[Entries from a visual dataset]
..........

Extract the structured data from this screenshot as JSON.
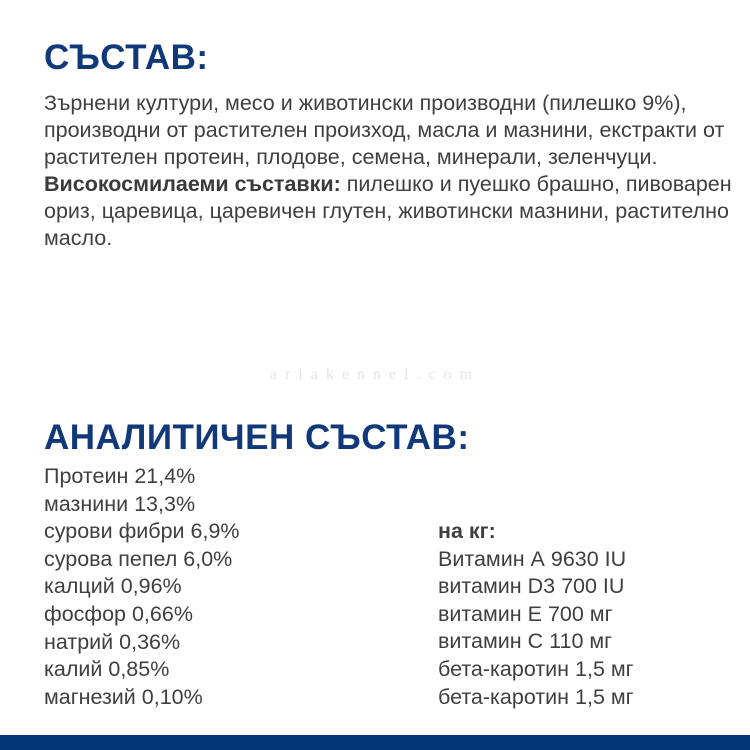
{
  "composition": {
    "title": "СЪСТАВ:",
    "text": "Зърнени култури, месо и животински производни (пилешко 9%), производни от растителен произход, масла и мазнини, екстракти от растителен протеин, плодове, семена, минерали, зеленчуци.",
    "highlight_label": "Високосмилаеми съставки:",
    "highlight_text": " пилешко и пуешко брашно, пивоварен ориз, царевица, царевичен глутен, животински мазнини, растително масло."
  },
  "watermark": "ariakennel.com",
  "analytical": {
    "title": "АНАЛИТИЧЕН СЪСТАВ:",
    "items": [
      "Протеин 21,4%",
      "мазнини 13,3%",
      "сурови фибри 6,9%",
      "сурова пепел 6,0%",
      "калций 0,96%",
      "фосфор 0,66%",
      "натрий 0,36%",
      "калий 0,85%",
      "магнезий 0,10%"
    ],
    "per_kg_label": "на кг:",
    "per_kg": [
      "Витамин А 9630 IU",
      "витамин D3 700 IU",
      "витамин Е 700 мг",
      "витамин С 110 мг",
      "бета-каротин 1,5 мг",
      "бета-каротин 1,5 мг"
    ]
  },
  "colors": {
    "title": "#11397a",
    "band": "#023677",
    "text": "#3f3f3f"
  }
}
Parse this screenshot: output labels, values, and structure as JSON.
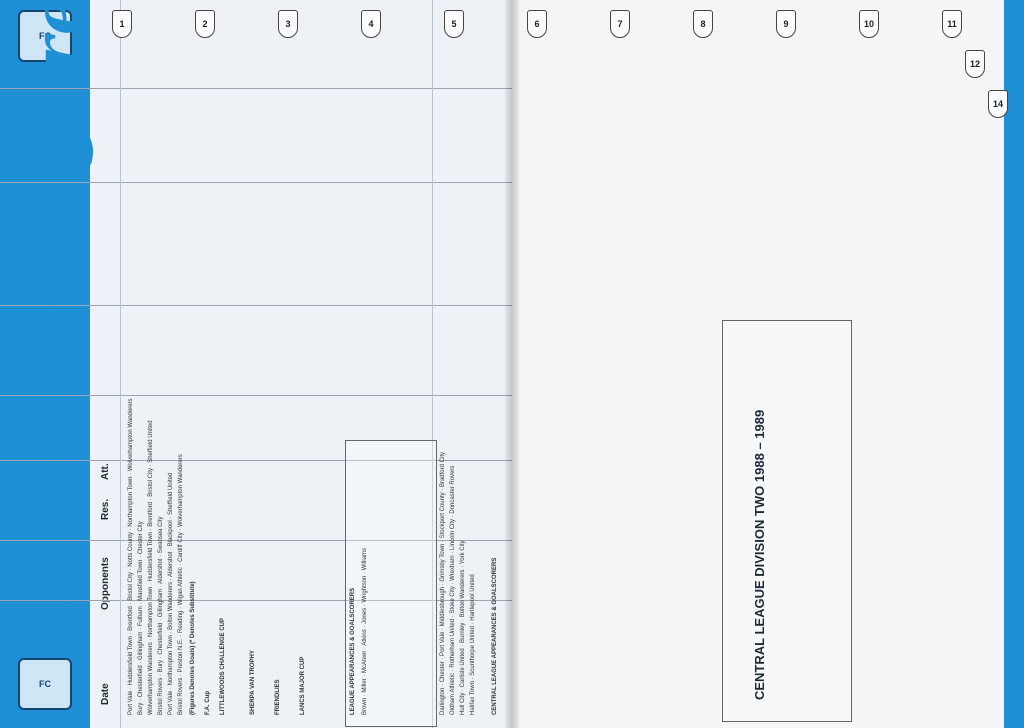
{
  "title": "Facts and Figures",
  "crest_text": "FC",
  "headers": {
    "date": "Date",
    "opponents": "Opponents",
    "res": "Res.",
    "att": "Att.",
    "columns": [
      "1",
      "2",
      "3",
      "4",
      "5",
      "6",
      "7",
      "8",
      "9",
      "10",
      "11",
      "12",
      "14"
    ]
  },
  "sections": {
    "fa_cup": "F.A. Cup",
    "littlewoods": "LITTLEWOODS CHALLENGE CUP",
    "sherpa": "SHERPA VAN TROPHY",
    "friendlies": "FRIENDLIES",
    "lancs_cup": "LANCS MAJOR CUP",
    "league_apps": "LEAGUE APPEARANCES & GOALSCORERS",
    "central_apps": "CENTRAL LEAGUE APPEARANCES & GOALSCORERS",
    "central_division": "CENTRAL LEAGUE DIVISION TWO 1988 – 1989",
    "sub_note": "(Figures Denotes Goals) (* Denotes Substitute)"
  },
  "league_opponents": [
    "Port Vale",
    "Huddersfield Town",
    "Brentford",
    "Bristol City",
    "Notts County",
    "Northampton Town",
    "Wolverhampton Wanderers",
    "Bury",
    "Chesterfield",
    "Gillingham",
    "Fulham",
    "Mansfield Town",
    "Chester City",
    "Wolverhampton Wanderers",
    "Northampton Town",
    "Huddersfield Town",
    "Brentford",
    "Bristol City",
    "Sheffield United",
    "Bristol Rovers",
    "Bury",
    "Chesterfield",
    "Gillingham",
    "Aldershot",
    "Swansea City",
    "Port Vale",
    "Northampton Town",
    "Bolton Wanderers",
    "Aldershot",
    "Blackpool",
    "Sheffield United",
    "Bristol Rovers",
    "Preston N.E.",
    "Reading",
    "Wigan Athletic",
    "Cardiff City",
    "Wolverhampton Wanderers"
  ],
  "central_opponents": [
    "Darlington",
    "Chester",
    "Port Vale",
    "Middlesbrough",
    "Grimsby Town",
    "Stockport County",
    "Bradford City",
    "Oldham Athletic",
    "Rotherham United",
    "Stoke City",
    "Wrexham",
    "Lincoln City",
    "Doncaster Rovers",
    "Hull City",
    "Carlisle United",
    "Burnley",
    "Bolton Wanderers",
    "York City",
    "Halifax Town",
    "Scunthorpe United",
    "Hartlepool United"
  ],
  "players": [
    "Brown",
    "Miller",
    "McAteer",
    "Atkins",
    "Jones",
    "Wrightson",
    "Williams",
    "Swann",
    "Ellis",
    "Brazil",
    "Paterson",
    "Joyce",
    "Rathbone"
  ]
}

..........

> What the exercise asks
Are you able to set down all the lines above exactly, without any pictures?

> Problem solution
Extract the structured data from this screenshot as JSON.
{
  "composition": {
    "title": "СЪСТАВ:",
    "text": "Зърнени култури, месо и животински производни (пилешко 9%), производни от растителен произход, масла и мазнини, екстракти от растителен протеин, плодове, семена, минерали, зеленчуци.",
    "highlight_label": "Високосмилаеми съставки:",
    "highlight_text": " пилешко и пуешко брашно, пивоварен ориз, царевица, царевичен глутен, животински мазнини, растително масло."
  },
  "watermark": "ariakennel.com",
  "analytical": {
    "title": "АНАЛИТИЧЕН СЪСТАВ:",
    "items": [
      "Протеин 21,4%",
      "мазнини 13,3%",
      "сурови фибри 6,9%",
      "сурова пепел 6,0%",
      "калций 0,96%",
      "фосфор 0,66%",
      "натрий 0,36%",
      "калий 0,85%",
      "магнезий 0,10%"
    ],
    "per_kg_label": "на кг:",
    "per_kg": [
      "Витамин А 9630 IU",
      "витамин D3 700 IU",
      "витамин Е 700 мг",
      "витамин С 110 мг",
      "бета-каротин 1,5 мг",
      "бета-каротин 1,5 мг"
    ]
  },
  "colors": {
    "title": "#11397a",
    "band": "#023677",
    "text": "#3f3f3f"
  }
}
Parse this screenshot: output labels, values, and structure as JSON.
{
  "title": "Facts and Figures",
  "crest_text": "FC",
  "headers": {
    "date": "Date",
    "opponents": "Opponents",
    "res": "Res.",
    "att": "Att.",
    "columns": [
      "1",
      "2",
      "3",
      "4",
      "5",
      "6",
      "7",
      "8",
      "9",
      "10",
      "11",
      "12",
      "14"
    ]
  },
  "sections": {
    "fa_cup": "F.A. Cup",
    "littlewoods": "LITTLEWOODS CHALLENGE CUP",
    "sherpa": "SHERPA VAN TROPHY",
    "friendlies": "FRIENDLIES",
    "lancs_cup": "LANCS MAJOR CUP",
    "league_apps": "LEAGUE APPEARANCES & GOALSCORERS",
    "central_apps": "CENTRAL LEAGUE APPEARANCES & GOALSCORERS",
    "central_division": "CENTRAL LEAGUE DIVISION TWO 1988 – 1989",
    "sub_note": "(Figures Denotes Goals) (* Denotes Substitute)"
  },
  "league_opponents": [
    "Port Vale",
    "Huddersfield Town",
    "Brentford",
    "Bristol City",
    "Notts County",
    "Northampton Town",
    "Wolverhampton Wanderers",
    "Bury",
    "Chesterfield",
    "Gillingham",
    "Fulham",
    "Mansfield Town",
    "Chester City",
    "Wolverhampton Wanderers",
    "Northampton Town",
    "Huddersfield Town",
    "Brentford",
    "Bristol City",
    "Sheffield United",
    "Bristol Rovers",
    "Bury",
    "Chesterfield",
    "Gillingham",
    "Aldershot",
    "Swansea City",
    "Port Vale",
    "Northampton Town",
    "Bolton Wanderers",
    "Aldershot",
    "Blackpool",
    "Sheffield United",
    "Bristol Rovers",
    "Preston N.E.",
    "Reading",
    "Wigan Athletic",
    "Cardiff City",
    "Wolverhampton Wanderers"
  ],
  "central_opponents": [
    "Darlington",
    "Chester",
    "Port Vale",
    "Middlesbrough",
    "Grimsby Town",
    "Stockport County",
    "Bradford City",
    "Oldham Athletic",
    "Rotherham United",
    "Stoke City",
    "Wrexham",
    "Lincoln City",
    "Doncaster Rovers",
    "Hull City",
    "Carlisle United",
    "Burnley",
    "Bolton Wanderers",
    "York City",
    "Halifax Town",
    "Scunthorpe United",
    "Hartlepool United"
  ],
  "players": [
    "Brown",
    "Miller",
    "McAteer",
    "Atkins",
    "Jones",
    "Wrightson",
    "Williams",
    "Swann",
    "Ellis",
    "Brazil",
    "Paterson",
    "Joyce",
    "Rathbone"
  ]
}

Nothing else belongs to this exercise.